• [WRITTEN REQUEST]
Copy each line below without leaving any out.

# DATA EXCERPTS start

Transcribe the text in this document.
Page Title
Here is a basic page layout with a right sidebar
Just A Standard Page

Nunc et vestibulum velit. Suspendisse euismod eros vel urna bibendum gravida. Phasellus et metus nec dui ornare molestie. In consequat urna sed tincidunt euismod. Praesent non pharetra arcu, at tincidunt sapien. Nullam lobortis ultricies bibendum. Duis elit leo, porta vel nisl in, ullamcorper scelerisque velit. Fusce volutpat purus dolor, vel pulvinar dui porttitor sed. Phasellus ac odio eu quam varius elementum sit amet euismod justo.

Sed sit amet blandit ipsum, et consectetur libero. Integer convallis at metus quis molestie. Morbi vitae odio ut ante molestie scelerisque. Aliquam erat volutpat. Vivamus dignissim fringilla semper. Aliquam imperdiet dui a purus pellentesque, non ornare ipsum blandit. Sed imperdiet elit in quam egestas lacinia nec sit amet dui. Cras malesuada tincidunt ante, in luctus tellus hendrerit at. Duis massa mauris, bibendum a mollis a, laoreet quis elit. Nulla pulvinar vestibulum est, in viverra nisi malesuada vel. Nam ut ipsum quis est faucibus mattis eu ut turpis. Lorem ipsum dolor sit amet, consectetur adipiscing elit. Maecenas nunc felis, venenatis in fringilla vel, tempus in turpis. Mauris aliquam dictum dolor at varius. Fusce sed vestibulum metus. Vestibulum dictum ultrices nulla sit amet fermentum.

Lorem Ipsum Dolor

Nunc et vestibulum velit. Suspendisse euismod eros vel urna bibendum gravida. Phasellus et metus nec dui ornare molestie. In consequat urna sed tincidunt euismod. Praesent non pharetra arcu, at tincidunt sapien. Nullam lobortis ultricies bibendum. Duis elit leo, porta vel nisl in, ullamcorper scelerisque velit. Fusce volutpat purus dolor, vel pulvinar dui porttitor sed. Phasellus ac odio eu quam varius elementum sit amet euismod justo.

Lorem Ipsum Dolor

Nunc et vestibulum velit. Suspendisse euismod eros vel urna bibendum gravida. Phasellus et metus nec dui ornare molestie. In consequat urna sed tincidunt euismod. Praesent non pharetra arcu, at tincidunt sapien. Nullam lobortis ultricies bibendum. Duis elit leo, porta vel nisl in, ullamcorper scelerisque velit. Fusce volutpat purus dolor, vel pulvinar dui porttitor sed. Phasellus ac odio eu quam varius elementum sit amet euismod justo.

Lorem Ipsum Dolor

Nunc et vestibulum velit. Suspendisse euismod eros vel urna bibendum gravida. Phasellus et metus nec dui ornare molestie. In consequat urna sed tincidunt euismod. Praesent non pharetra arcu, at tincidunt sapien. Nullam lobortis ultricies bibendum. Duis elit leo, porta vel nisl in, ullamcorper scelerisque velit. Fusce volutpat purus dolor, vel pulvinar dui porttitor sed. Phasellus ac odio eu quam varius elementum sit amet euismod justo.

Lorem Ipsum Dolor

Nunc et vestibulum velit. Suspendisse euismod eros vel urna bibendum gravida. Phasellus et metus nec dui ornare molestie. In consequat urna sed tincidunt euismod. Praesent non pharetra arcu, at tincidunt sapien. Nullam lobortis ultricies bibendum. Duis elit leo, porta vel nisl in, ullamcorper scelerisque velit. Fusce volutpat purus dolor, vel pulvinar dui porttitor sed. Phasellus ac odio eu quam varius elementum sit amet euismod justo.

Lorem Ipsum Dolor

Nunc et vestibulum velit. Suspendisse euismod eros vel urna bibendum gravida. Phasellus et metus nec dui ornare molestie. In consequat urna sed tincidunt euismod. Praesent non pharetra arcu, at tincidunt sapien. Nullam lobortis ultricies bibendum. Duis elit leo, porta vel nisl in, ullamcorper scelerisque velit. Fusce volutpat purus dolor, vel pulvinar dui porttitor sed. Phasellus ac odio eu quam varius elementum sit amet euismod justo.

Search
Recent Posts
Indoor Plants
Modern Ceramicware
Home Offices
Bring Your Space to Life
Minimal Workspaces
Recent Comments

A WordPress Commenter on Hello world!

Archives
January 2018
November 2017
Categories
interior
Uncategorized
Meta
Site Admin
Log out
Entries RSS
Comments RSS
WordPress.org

# DATA EXCERPTS end

• [COMPLETED EXERCISE]
Transcribe the text in this document.
Page Title
Here is a basic page layout with a right sidebar
Just A Standard Page

Nunc et vestibulum velit. Suspendisse euismod eros vel urna bibendum gravida. Phasellus et metus nec dui ornare molestie. In consequat urna sed tincidunt euismod. Praesent non pharetra arcu, at tincidunt sapien. Nullam lobortis ultricies bibendum. Duis elit leo, porta vel nisl in, ullamcorper scelerisque velit. Fusce volutpat purus dolor, vel pulvinar dui porttitor sed. Phasellus ac odio eu quam varius elementum sit amet euismod justo.

Sed sit amet blandit ipsum, et consectetur libero. Integer convallis at metus quis molestie. Morbi vitae odio ut ante molestie scelerisque. Aliquam erat volutpat. Vivamus dignissim fringilla semper. Aliquam imperdiet dui a purus pellentesque, non ornare ipsum blandit. Sed imperdiet elit in quam egestas lacinia nec sit amet dui. Cras malesuada tincidunt ante, in luctus tellus hendrerit at. Duis massa mauris, bibendum a mollis a, laoreet quis elit. Nulla pulvinar vestibulum est, in viverra nisi malesuada vel. Nam ut ipsum quis est faucibus mattis eu ut turpis. Lorem ipsum dolor sit amet, consectetur adipiscing elit. Maecenas nunc felis, venenatis in fringilla vel, tempus in turpis. Mauris aliquam dictum dolor at varius. Fusce sed vestibulum metus. Vestibulum dictum ultrices nulla sit amet fermentum.

Lorem Ipsum Dolor

Nunc et vestibulum velit. Suspendisse euismod eros vel urna bibendum gravida. Phasellus et metus nec dui ornare molestie. In consequat urna sed tincidunt euismod. Praesent non pharetra arcu, at tincidunt sapien. Nullam lobortis ultricies bibendum. Duis elit leo, porta vel nisl in, ullamcorper scelerisque velit. Fusce volutpat purus dolor, vel pulvinar dui porttitor sed. Phasellus ac odio eu quam varius elementum sit amet euismod justo.

Lorem Ipsum Dolor

Nunc et vestibulum velit. Suspendisse euismod eros vel urna bibendum gravida. Phasellus et metus nec dui ornare molestie. In consequat urna sed tincidunt euismod. Praesent non pharetra arcu, at tincidunt sapien. Nullam lobortis ultricies bibendum. Duis elit leo, porta vel nisl in, ullamcorper scelerisque velit. Fusce volutpat purus dolor, vel pulvinar dui porttitor sed. Phasellus ac odio eu quam varius elementum sit amet euismod justo.

Lorem Ipsum Dolor

Nunc et vestibulum velit. Suspendisse euismod eros vel urna bibendum gravida. Phasellus et metus nec dui ornare molestie. In consequat urna sed tincidunt euismod. Praesent non pharetra arcu, at tincidunt sapien. Nullam lobortis ultricies bibendum. Duis elit leo, porta vel nisl in, ullamcorper scelerisque velit. Fusce volutpat purus dolor, vel pulvinar dui porttitor sed. Phasellus ac odio eu quam varius elementum sit amet euismod justo.

Lorem Ipsum Dolor

Nunc et vestibulum velit. Suspendisse euismod eros vel urna bibendum gravida. Phasellus et metus nec dui ornare molestie. In consequat urna sed tincidunt euismod. Praesent non pharetra arcu, at tincidunt sapien. Nullam lobortis ultricies bibendum. Duis elit leo, porta vel nisl in, ullamcorper scelerisque velit. Fusce volutpat purus dolor, vel pulvinar dui porttitor sed. Phasellus ac odio eu quam varius elementum sit amet euismod justo.

Lorem Ipsum Dolor

Nunc et vestibulum velit. Suspendisse euismod eros vel urna bibendum gravida. Phasellus et metus nec dui ornare molestie. In consequat urna sed tincidunt euismod. Praesent non pharetra arcu, at tincidunt sapien. Nullam lobortis ultricies bibendum. Duis elit leo, porta vel nisl in, ullamcorper scelerisque velit. Fusce volutpat purus dolor, vel pulvinar dui porttitor sed. Phasellus ac odio eu quam varius elementum sit amet euismod justo.

Search
Recent Posts
Indoor Plants
Modern Ceramicware
Home Offices
Bring Your Space to Life
Minimal Workspaces
Recent Comments

A WordPress Commenter on Hello world!

Archives
January 2018
November 2017
Categories
interior
Uncategorized
Meta
Site Admin
Log out
Entries RSS
Comments RSS
WordPress.org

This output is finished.